- _Records for the exercise_
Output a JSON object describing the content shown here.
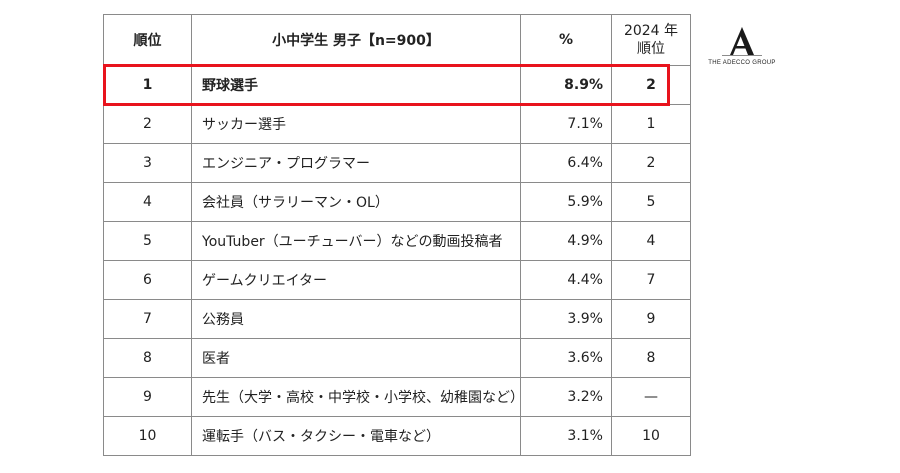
{
  "header": {
    "rank": "順位",
    "category": "小中学生 男子【n=900】",
    "pct": "%",
    "year_line1": "2024 年",
    "year_line2": "順位"
  },
  "rows": [
    {
      "rank": "1",
      "name": "野球選手",
      "pct": "8.9%",
      "prev": "2"
    },
    {
      "rank": "2",
      "name": "サッカー選手",
      "pct": "7.1%",
      "prev": "1"
    },
    {
      "rank": "3",
      "name": "エンジニア・プログラマー",
      "pct": "6.4%",
      "prev": "2"
    },
    {
      "rank": "4",
      "name": "会社員（サラリーマン・OL）",
      "pct": "5.9%",
      "prev": "5"
    },
    {
      "rank": "5",
      "name": "YouTuber（ユーチューバー）などの動画投稿者",
      "pct": "4.9%",
      "prev": "4"
    },
    {
      "rank": "6",
      "name": "ゲームクリエイター",
      "pct": "4.4%",
      "prev": "7"
    },
    {
      "rank": "7",
      "name": "公務員",
      "pct": "3.9%",
      "prev": "9"
    },
    {
      "rank": "8",
      "name": "医者",
      "pct": "3.6%",
      "prev": "8"
    },
    {
      "rank": "9",
      "name": "先生（大学・高校・中学校・小学校、幼稚園など）",
      "pct": "3.2%",
      "prev": "—"
    },
    {
      "rank": "10",
      "name": "運転手（バス・タクシー・電車など）",
      "pct": "3.1%",
      "prev": "10"
    }
  ],
  "highlight_color": "#e8131d",
  "logo": {
    "icon": "adecco-a-logo-icon",
    "text": "THE ADECCO GROUP"
  }
}
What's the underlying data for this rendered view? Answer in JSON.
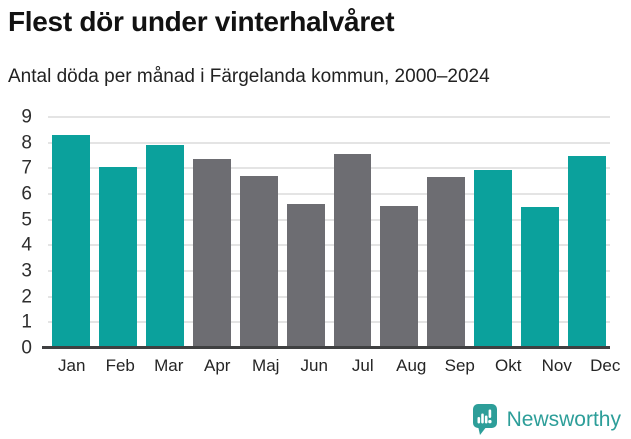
{
  "header": {
    "title": "Flest dör under vinterhalvåret",
    "subtitle": "Antal döda per månad i Färgelanda kommun, 2000–2024"
  },
  "chart_data": {
    "type": "bar",
    "categories": [
      "Jan",
      "Feb",
      "Mar",
      "Apr",
      "Maj",
      "Jun",
      "Jul",
      "Aug",
      "Sep",
      "Okt",
      "Nov",
      "Dec"
    ],
    "values": [
      8.3,
      7.05,
      7.9,
      7.35,
      6.7,
      5.6,
      7.55,
      5.55,
      6.65,
      6.95,
      5.5,
      7.5
    ],
    "bar_color_keys": [
      "highlight",
      "highlight",
      "highlight",
      "muted",
      "muted",
      "muted",
      "muted",
      "muted",
      "muted",
      "highlight",
      "highlight",
      "highlight"
    ],
    "title": "Flest dör under vinterhalvåret",
    "subtitle": "Antal döda per månad i Färgelanda kommun, 2000–2024",
    "xlabel": "",
    "ylabel": "",
    "ylim": [
      0,
      9
    ],
    "yticks": [
      0,
      1,
      2,
      3,
      4,
      5,
      6,
      7,
      8,
      9
    ],
    "grid": true,
    "legend": "none",
    "colors": {
      "highlight": "#0ba19c",
      "muted": "#6d6d72",
      "gridline": "#e4e4e4",
      "axis_line": "#3f4041"
    }
  },
  "footer": {
    "brand": "Newsworthy",
    "logo_icon": "newsworthy-bar-chart-bubble-icon",
    "brand_color": "#2d9e99"
  }
}
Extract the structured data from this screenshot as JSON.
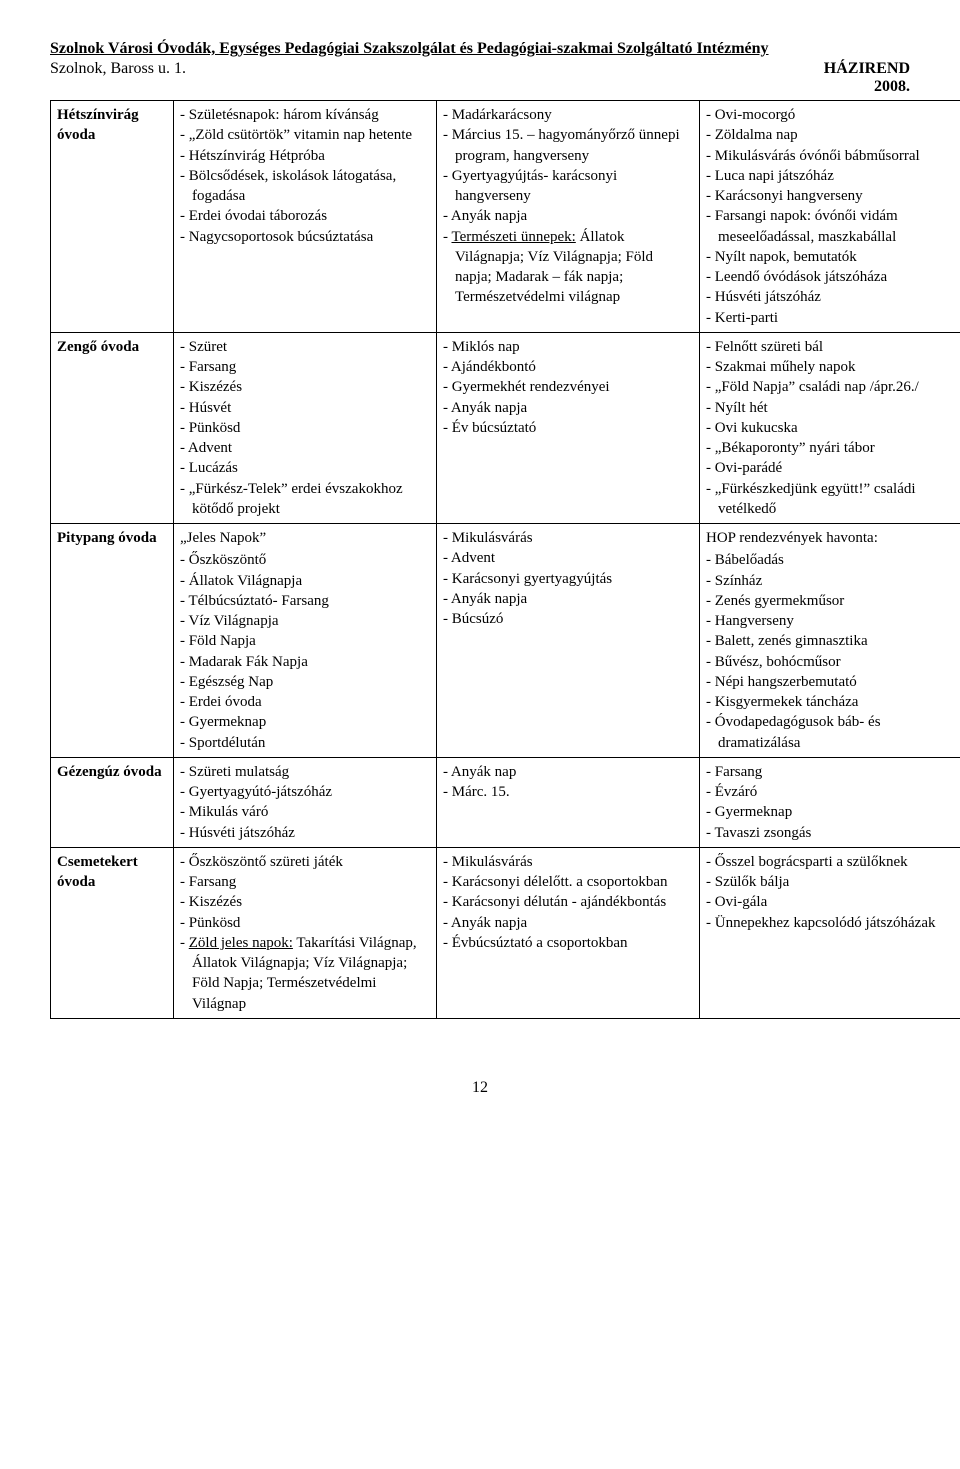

- _Task to complete_
Find every line in the records that contains the word "this"; copy those lines.

- _Finished task_
What's the underlying data for this rendered view? Answer in JSON.
Extract the structured data from this screenshot as JSON.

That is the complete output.